** START Excerpted records **

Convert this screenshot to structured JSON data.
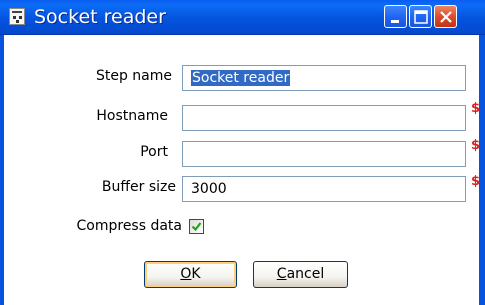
{
  "window": {
    "title": "Socket reader",
    "icon": "app-window-icon",
    "controls": {
      "minimize": "minimize-icon",
      "maximize": "maximize-icon",
      "close": "close-icon"
    }
  },
  "form": {
    "step_name": {
      "label": "Step name",
      "value": "Socket reader"
    },
    "hostname": {
      "label": "Hostname",
      "value": "",
      "variable_marker": "$"
    },
    "port": {
      "label": "Port",
      "value": "",
      "variable_marker": "$"
    },
    "buffer_size": {
      "label": "Buffer size",
      "value": "3000",
      "variable_marker": "$"
    },
    "compress_data": {
      "label": "Compress data",
      "checked": true
    }
  },
  "buttons": {
    "ok": {
      "mnemonic": "O",
      "rest": "K"
    },
    "cancel": {
      "mnemonic": "C",
      "rest": "ancel"
    }
  },
  "colors": {
    "titlebar": "#0553de",
    "close_button": "#d94a2b",
    "selection": "#316ac5",
    "variable_marker": "#e02020",
    "field_border": "#7f9db9"
  }
}
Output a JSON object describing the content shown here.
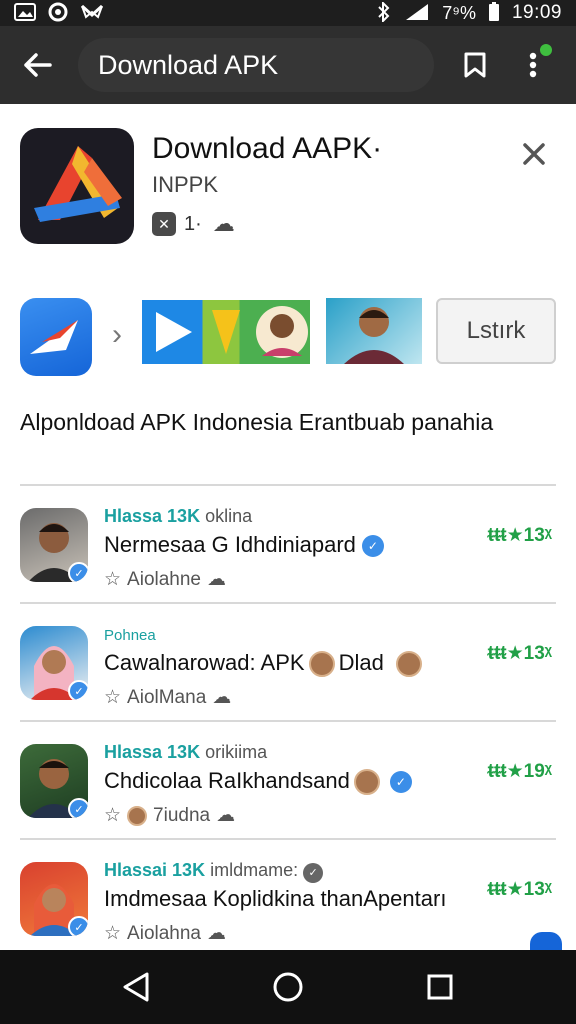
{
  "status_bar": {
    "left_icons": [
      "gallery-icon",
      "circle-app-icon",
      "email-icon"
    ],
    "battery_text": "7⁹%",
    "time": "19:09"
  },
  "app_bar": {
    "title": "Download APK"
  },
  "app_header": {
    "title": "Download AAPK·",
    "subtitle": "INPPK",
    "meta_text": "1·"
  },
  "screenshots": {
    "button_label": "Lstırk"
  },
  "description": "Alponldoad APK Indonesia Erantbuab panahia",
  "list": [
    {
      "top_accent": "Hlassa 13K",
      "top_text": "oklina",
      "title": "Nermesaa G Idhdiniapard",
      "sub": "Aiolahne",
      "rating": "ᵵᵵᵵ★13ᵡ"
    },
    {
      "top_accent": "Pohnea",
      "top_text": "",
      "title": "Cawalnarowad: APK",
      "title_extra": "Dlad",
      "sub": "AiolMana",
      "rating": "ᵵᵵᵵ★13ᵡ"
    },
    {
      "top_accent": "Hlassa 13K",
      "top_text": "orikiima",
      "title": "Chdicolaa RaIkhandsand",
      "sub": "7iudna",
      "rating": "ᵵᵵᵵ★19ᵡ"
    },
    {
      "top_accent": "Hlassai 13K",
      "top_text": "imldmame:",
      "title": "Imdmesaa Koplidkina thanApentarı",
      "sub": "Aiolahna",
      "rating": "ᵵᵵᵵ★13ᵡ"
    }
  ]
}
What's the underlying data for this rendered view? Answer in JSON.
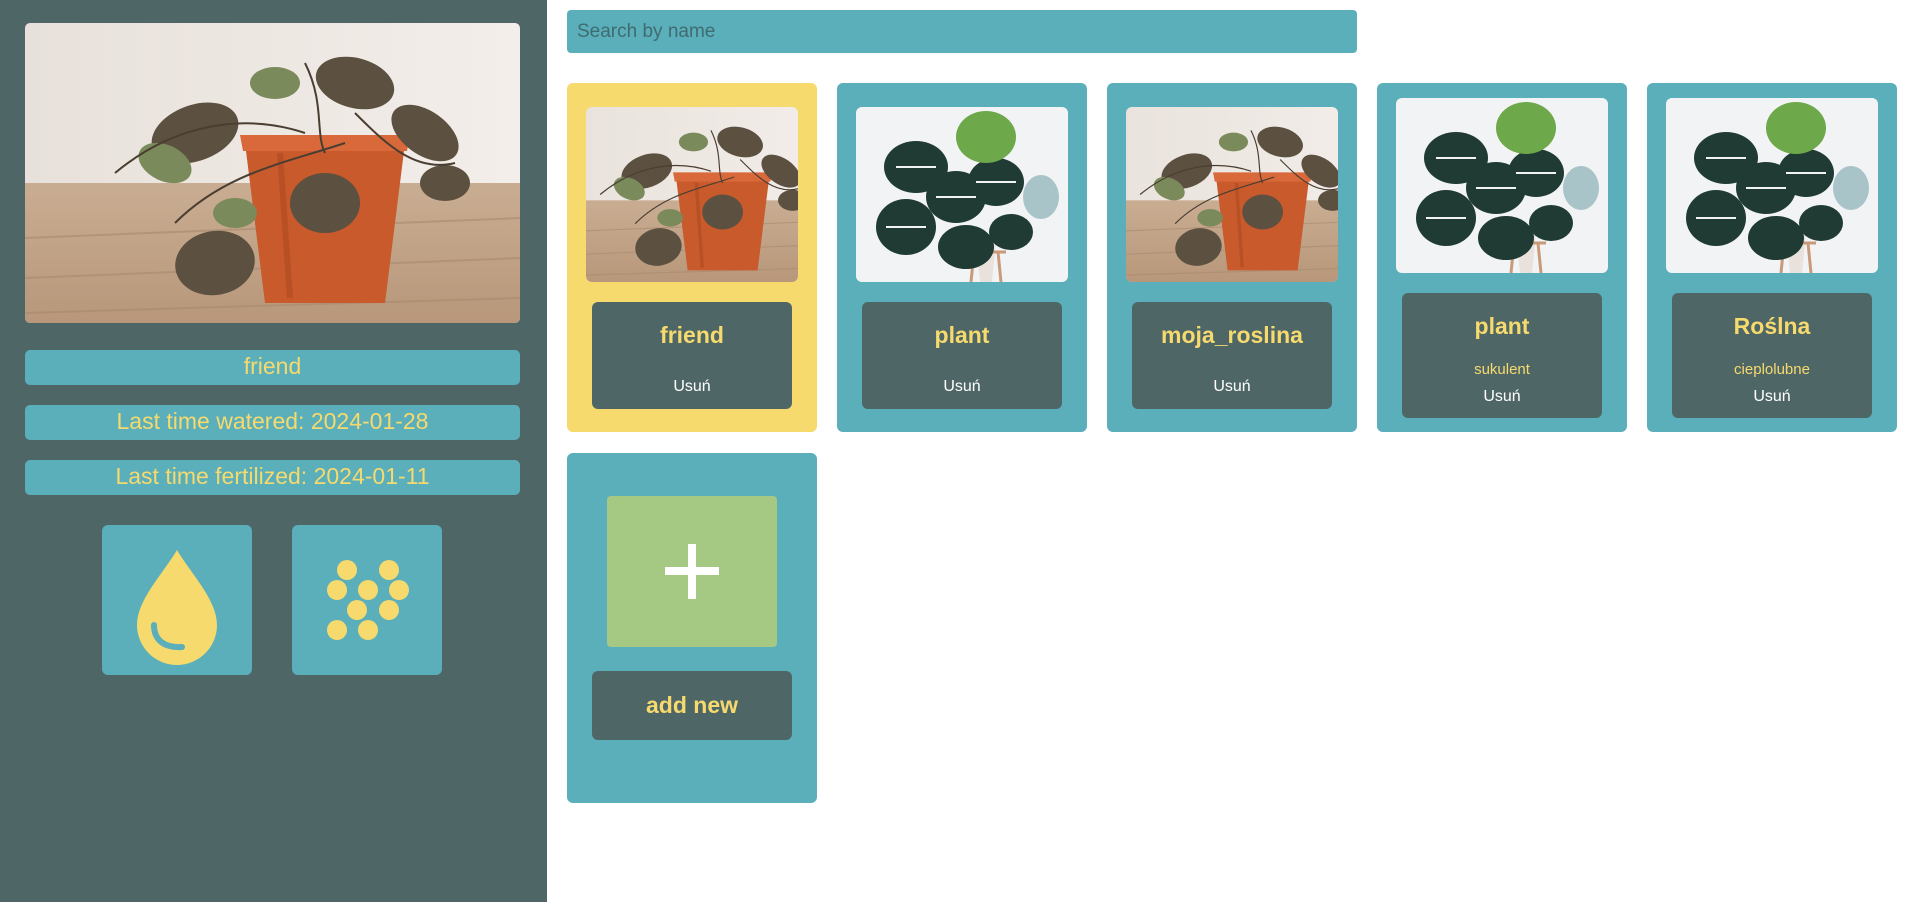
{
  "details": {
    "name": "friend",
    "watered": "Last time watered: 2024-01-28",
    "fertilized": "Last time fertilized: 2024-01-11",
    "water_icon": "water-drop-icon",
    "fertilize_icon": "fertilizer-dots-icon"
  },
  "search": {
    "placeholder": "Search by name",
    "value": ""
  },
  "plants": [
    {
      "name": "friend",
      "subtitle": "",
      "delete_label": "Usuń",
      "image": "wilted-plant",
      "selected": true
    },
    {
      "name": "plant",
      "subtitle": "",
      "delete_label": "Usuń",
      "image": "monstera",
      "selected": false
    },
    {
      "name": "moja_roslina",
      "subtitle": "",
      "delete_label": "Usuń",
      "image": "wilted-plant",
      "selected": false
    },
    {
      "name": "plant",
      "subtitle": "sukulent",
      "delete_label": "Usuń",
      "image": "monstera",
      "selected": false
    },
    {
      "name": "Roślna",
      "subtitle": "cieplolubne",
      "delete_label": "Usuń",
      "image": "monstera",
      "selected": false
    }
  ],
  "add": {
    "plus_icon": "plus-icon",
    "label": "add new"
  },
  "colors": {
    "sidebar": "#4f6666",
    "teal": "#5aafba",
    "yellow": "#f6da6e",
    "green": "#a5c883"
  }
}
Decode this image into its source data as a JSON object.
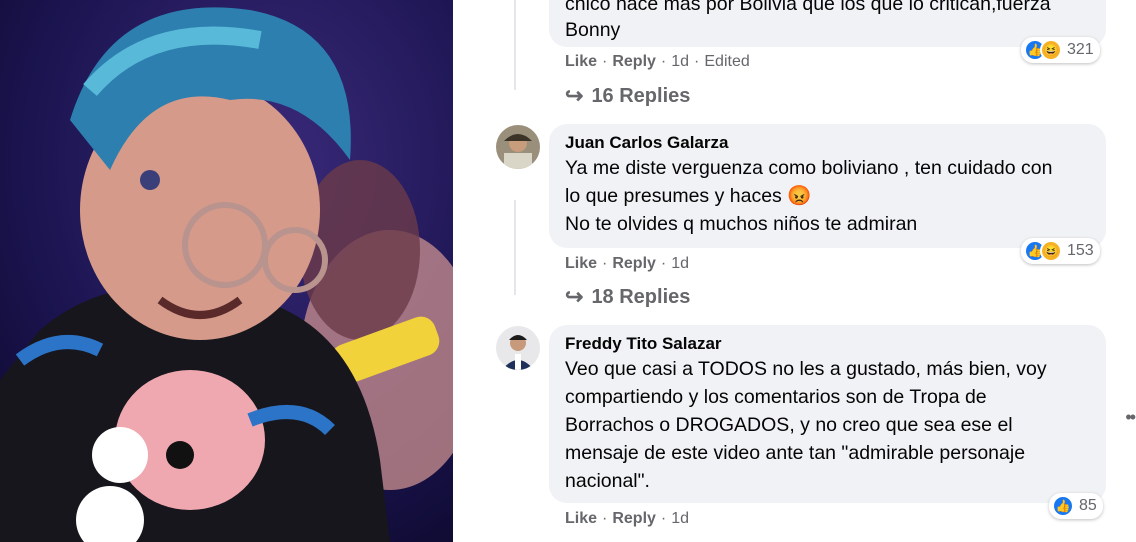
{
  "comments": [
    {
      "text_lines": [
        "chico hace más por Bolivia que los que lo critican,fuerza",
        "Bonny"
      ],
      "actions": {
        "like": "Like",
        "reply": "Reply",
        "time": "1d",
        "edited": "Edited"
      },
      "reactions": {
        "icons": [
          "like-icon",
          "haha-icon"
        ],
        "count": "321"
      },
      "replies_label": "16 Replies"
    },
    {
      "author": "Juan Carlos Galarza",
      "text_lines": [
        "Ya me diste verguenza como boliviano , ten cuidado con",
        "lo que presumes y haces",
        "No te olvides q muchos niños te admiran"
      ],
      "emoji": "😡",
      "actions": {
        "like": "Like",
        "reply": "Reply",
        "time": "1d"
      },
      "reactions": {
        "icons": [
          "like-icon",
          "haha-icon"
        ],
        "count": "153"
      },
      "replies_label": "18 Replies"
    },
    {
      "author": "Freddy Tito Salazar",
      "text_lines": [
        "Veo que casi a TODOS no les a gustado, más bien, voy",
        "compartiendo y los comentarios son de Tropa de",
        "Borrachos o DROGADOS, y no creo que sea ese el",
        "mensaje de este video ante tan \"admirable personaje",
        "nacional\"."
      ],
      "actions": {
        "like": "Like",
        "reply": "Reply",
        "time": "1d"
      },
      "reactions": {
        "icons": [
          "like-icon"
        ],
        "count": "85"
      }
    }
  ],
  "colors": {
    "accent": "#1877f2",
    "bubble": "#f0f2f5",
    "muted": "#65676b"
  }
}
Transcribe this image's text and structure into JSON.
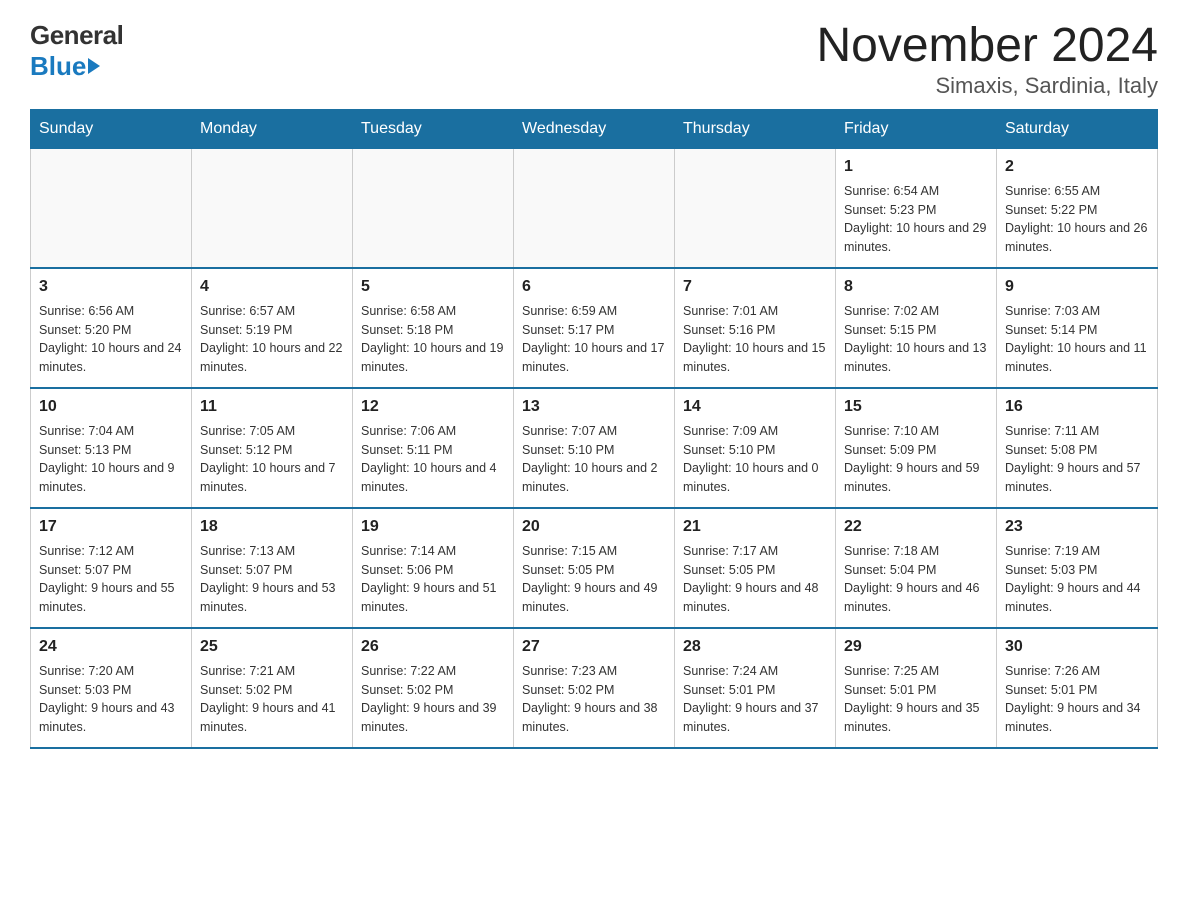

** END Excerpted records **

◆ Do this ◆
Omit the pictures, then quote the rest of the material above exactly.

◆ Output below ◆
Convert this screenshot to structured JSON data.
{
  "window": {
    "title": "Socket reader",
    "icon": "app-window-icon",
    "controls": {
      "minimize": "minimize-icon",
      "maximize": "maximize-icon",
      "close": "close-icon"
    }
  },
  "form": {
    "step_name": {
      "label": "Step name",
      "value": "Socket reader"
    },
    "hostname": {
      "label": "Hostname",
      "value": "",
      "variable_marker": "$"
    },
    "port": {
      "label": "Port",
      "value": "",
      "variable_marker": "$"
    },
    "buffer_size": {
      "label": "Buffer size",
      "value": "3000",
      "variable_marker": "$"
    },
    "compress_data": {
      "label": "Compress data",
      "checked": true
    }
  },
  "buttons": {
    "ok": {
      "mnemonic": "O",
      "rest": "K"
    },
    "cancel": {
      "mnemonic": "C",
      "rest": "ancel"
    }
  },
  "colors": {
    "titlebar": "#0553de",
    "close_button": "#d94a2b",
    "selection": "#316ac5",
    "variable_marker": "#e02020",
    "field_border": "#7f9db9"
  }
}
Output a JSON object describing the content shown here.
{
  "status_bar": {
    "left_icons": [
      "gallery-icon",
      "circle-app-icon",
      "email-icon"
    ],
    "battery_text": "7⁹%",
    "time": "19:09"
  },
  "app_bar": {
    "title": "Download APK"
  },
  "app_header": {
    "title": "Download AAPK·",
    "subtitle": "INPPK",
    "meta_text": "1·"
  },
  "screenshots": {
    "button_label": "Lstırk"
  },
  "description": "Alponldoad APK Indonesia Erantbuab panahia",
  "list": [
    {
      "top_accent": "Hlassa 13K",
      "top_text": "oklina",
      "title": "Nermesaa G Idhdiniapard",
      "sub": "Aiolahne",
      "rating": "ᵵᵵᵵ★13ᵡ"
    },
    {
      "top_accent": "Pohnea",
      "top_text": "",
      "title": "Cawalnarowad: APK",
      "title_extra": "Dlad",
      "sub": "AiolMana",
      "rating": "ᵵᵵᵵ★13ᵡ"
    },
    {
      "top_accent": "Hlassa 13K",
      "top_text": "orikiima",
      "title": "Chdicolaa RaIkhandsand",
      "sub": "7iudna",
      "rating": "ᵵᵵᵵ★19ᵡ"
    },
    {
      "top_accent": "Hlassai 13K",
      "top_text": "imldmame:",
      "title": "Imdmesaa Koplidkina thanApentarı",
      "sub": "Aiolahna",
      "rating": "ᵵᵵᵵ★13ᵡ"
    }
  ]
}
What's the underlying data for this rendered view? Answer in JSON.
{
  "details": {
    "name": "friend",
    "watered": "Last time watered: 2024-01-28",
    "fertilized": "Last time fertilized: 2024-01-11",
    "water_icon": "water-drop-icon",
    "fertilize_icon": "fertilizer-dots-icon"
  },
  "search": {
    "placeholder": "Search by name",
    "value": ""
  },
  "plants": [
    {
      "name": "friend",
      "subtitle": "",
      "delete_label": "Usuń",
      "image": "wilted-plant",
      "selected": true
    },
    {
      "name": "plant",
      "subtitle": "",
      "delete_label": "Usuń",
      "image": "monstera",
      "selected": false
    },
    {
      "name": "moja_roslina",
      "subtitle": "",
      "delete_label": "Usuń",
      "image": "wilted-plant",
      "selected": false
    },
    {
      "name": "plant",
      "subtitle": "sukulent",
      "delete_label": "Usuń",
      "image": "monstera",
      "selected": false
    },
    {
      "name": "Roślna",
      "subtitle": "cieplolubne",
      "delete_label": "Usuń",
      "image": "monstera",
      "selected": false
    }
  ],
  "add": {
    "plus_icon": "plus-icon",
    "label": "add new"
  },
  "colors": {
    "sidebar": "#4f6666",
    "teal": "#5aafba",
    "yellow": "#f6da6e",
    "green": "#a5c883"
  }
}
Decode this image into its source data as a JSON object.
{
  "comments": [
    {
      "text_lines": [
        "chico hace más por Bolivia que los que lo critican,fuerza",
        "Bonny"
      ],
      "actions": {
        "like": "Like",
        "reply": "Reply",
        "time": "1d",
        "edited": "Edited"
      },
      "reactions": {
        "icons": [
          "like-icon",
          "haha-icon"
        ],
        "count": "321"
      },
      "replies_label": "16 Replies"
    },
    {
      "author": "Juan Carlos Galarza",
      "text_lines": [
        "Ya me diste verguenza como boliviano , ten cuidado con",
        "lo que presumes y haces",
        "No te olvides q muchos niños te admiran"
      ],
      "emoji": "😡",
      "actions": {
        "like": "Like",
        "reply": "Reply",
        "time": "1d"
      },
      "reactions": {
        "icons": [
          "like-icon",
          "haha-icon"
        ],
        "count": "153"
      },
      "replies_label": "18 Replies"
    },
    {
      "author": "Freddy Tito Salazar",
      "text_lines": [
        "Veo que casi a TODOS no les a gustado, más bien, voy",
        "compartiendo y los comentarios son de Tropa de",
        "Borrachos o DROGADOS, y no creo que sea ese el",
        "mensaje de este video ante tan \"admirable personaje",
        "nacional\"."
      ],
      "actions": {
        "like": "Like",
        "reply": "Reply",
        "time": "1d"
      },
      "reactions": {
        "icons": [
          "like-icon"
        ],
        "count": "85"
      }
    }
  ],
  "colors": {
    "accent": "#1877f2",
    "bubble": "#f0f2f5",
    "muted": "#65676b"
  }
}
Transcribe this image's text and structure into JSON.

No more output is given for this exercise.